═══ Record excerpts

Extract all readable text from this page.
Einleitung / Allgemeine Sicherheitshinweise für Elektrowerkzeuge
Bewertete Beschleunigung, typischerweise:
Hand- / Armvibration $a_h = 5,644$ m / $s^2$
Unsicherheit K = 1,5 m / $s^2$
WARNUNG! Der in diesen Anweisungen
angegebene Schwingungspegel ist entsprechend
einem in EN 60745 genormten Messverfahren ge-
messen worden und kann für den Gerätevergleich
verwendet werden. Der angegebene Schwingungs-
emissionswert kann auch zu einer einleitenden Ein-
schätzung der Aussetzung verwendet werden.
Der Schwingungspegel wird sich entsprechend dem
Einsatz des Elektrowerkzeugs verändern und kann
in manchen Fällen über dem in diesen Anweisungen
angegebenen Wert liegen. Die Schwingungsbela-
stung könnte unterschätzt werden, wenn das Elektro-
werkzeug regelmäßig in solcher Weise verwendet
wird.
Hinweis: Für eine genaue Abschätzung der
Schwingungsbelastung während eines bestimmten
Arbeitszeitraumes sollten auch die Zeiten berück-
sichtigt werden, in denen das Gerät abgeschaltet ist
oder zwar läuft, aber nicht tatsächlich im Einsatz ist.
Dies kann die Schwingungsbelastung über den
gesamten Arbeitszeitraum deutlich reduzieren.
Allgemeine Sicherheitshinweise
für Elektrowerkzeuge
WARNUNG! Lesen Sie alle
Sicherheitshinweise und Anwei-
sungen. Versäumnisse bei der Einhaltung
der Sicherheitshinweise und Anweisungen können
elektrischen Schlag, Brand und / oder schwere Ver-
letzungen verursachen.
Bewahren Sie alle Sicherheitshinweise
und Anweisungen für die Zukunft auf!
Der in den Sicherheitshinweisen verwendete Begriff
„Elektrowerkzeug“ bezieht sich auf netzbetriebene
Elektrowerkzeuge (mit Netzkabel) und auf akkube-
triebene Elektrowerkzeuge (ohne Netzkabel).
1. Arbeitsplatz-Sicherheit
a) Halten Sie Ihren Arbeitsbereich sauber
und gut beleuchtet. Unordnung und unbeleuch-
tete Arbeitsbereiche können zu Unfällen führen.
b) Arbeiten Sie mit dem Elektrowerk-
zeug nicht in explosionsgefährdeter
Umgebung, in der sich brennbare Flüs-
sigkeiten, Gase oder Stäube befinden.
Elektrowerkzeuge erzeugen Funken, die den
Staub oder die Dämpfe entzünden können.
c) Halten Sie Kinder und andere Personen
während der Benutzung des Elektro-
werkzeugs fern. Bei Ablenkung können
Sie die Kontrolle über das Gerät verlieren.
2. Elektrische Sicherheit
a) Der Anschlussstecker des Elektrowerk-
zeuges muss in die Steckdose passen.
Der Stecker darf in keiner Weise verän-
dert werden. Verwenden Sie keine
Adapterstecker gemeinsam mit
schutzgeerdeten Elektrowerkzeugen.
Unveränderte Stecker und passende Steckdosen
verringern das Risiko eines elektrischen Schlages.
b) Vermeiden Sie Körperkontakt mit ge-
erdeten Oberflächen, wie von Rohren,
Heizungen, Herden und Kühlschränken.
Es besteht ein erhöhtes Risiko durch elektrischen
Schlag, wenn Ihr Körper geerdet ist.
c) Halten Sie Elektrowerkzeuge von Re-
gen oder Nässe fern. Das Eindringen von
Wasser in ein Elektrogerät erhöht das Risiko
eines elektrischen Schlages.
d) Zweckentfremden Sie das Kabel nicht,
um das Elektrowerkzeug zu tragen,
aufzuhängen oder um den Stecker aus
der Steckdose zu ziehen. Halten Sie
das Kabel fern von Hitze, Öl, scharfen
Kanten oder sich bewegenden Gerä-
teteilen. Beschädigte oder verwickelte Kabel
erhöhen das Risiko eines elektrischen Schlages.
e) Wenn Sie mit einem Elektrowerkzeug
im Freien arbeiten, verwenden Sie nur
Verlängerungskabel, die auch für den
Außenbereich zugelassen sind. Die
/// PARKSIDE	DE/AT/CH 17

══════
═══ Record excerpts

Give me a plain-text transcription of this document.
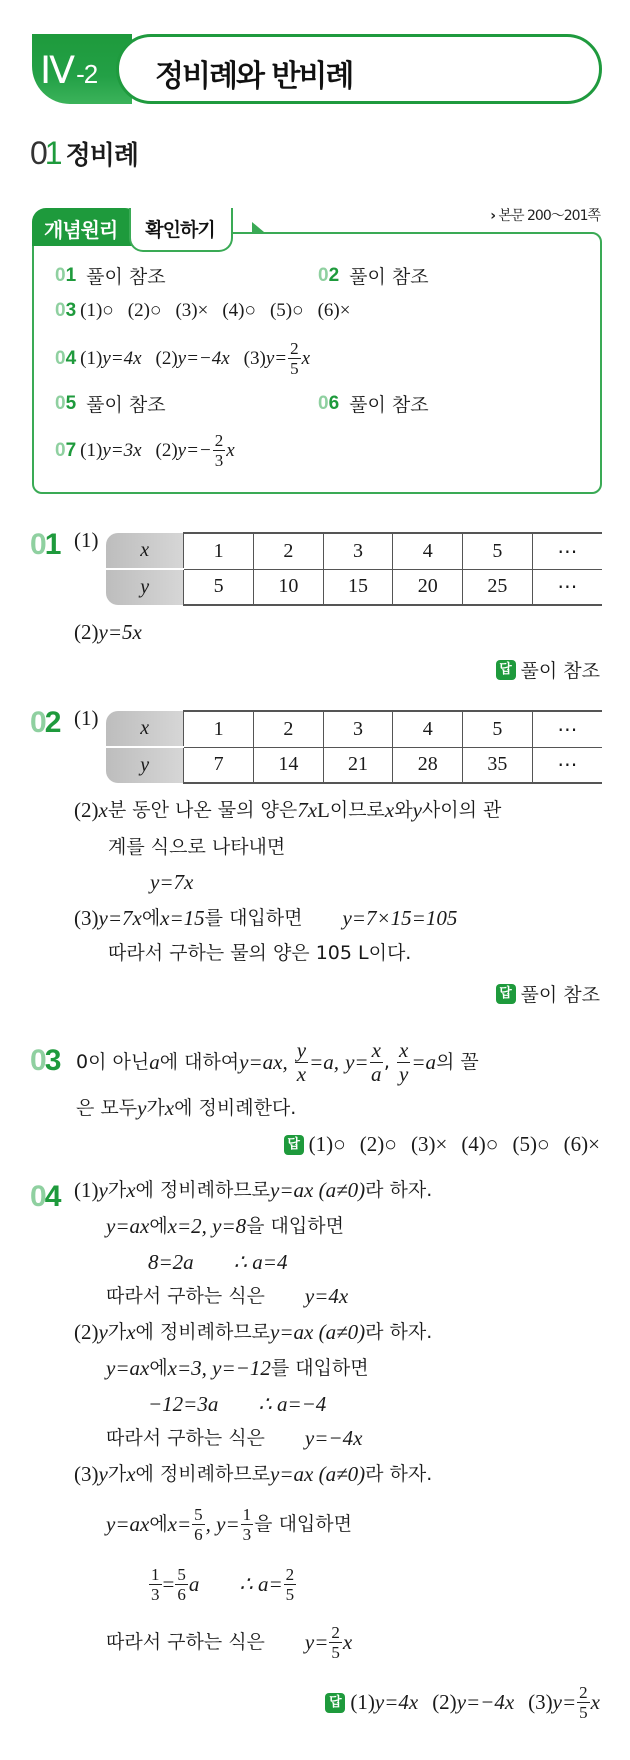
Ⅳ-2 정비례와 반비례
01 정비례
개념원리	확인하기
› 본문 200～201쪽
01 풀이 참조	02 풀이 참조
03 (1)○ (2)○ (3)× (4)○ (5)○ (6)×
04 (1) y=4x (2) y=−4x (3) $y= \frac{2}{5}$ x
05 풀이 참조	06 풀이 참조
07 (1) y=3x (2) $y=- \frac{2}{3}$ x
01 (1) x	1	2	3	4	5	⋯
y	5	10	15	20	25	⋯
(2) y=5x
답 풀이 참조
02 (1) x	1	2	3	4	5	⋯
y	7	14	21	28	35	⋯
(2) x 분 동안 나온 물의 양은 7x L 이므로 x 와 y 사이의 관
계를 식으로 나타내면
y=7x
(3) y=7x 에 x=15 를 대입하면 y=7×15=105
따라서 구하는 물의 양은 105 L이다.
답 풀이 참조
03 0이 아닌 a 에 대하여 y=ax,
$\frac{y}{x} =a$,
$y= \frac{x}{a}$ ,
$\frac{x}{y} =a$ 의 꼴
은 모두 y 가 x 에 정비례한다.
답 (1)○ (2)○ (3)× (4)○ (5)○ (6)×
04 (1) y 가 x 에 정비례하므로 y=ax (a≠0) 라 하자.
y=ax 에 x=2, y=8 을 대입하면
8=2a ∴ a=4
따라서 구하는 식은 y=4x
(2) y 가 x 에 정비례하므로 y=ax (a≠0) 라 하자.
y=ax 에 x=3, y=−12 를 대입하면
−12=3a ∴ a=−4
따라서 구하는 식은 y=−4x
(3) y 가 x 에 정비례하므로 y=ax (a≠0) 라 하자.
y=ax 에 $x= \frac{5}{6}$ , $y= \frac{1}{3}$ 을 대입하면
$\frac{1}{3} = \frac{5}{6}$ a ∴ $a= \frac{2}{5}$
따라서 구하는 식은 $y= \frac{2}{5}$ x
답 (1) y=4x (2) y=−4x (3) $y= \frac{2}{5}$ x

══════

Challenge:
Gather and return every line that holds the string "frac".

Output below:
04 (1) y=4x (2) y=−4x (3) $y= \frac{2}{5}$ x
07 (1) y=3x (2) $y=- \frac{2}{3}$ x
$\frac{y}{x} =a$,
$y= \frac{x}{a}$ ,
$\frac{x}{y} =a$ 의 꼴
y=ax 에 $x= \frac{5}{6}$ , $y= \frac{1}{3}$ 을 대입하면
$\frac{1}{3} = \frac{5}{6}$ a ∴ $a= \frac{2}{5}$
따라서 구하는 식은 $y= \frac{2}{5}$ x
답 (1) y=4x (2) y=−4x (3) $y= \frac{2}{5}$ x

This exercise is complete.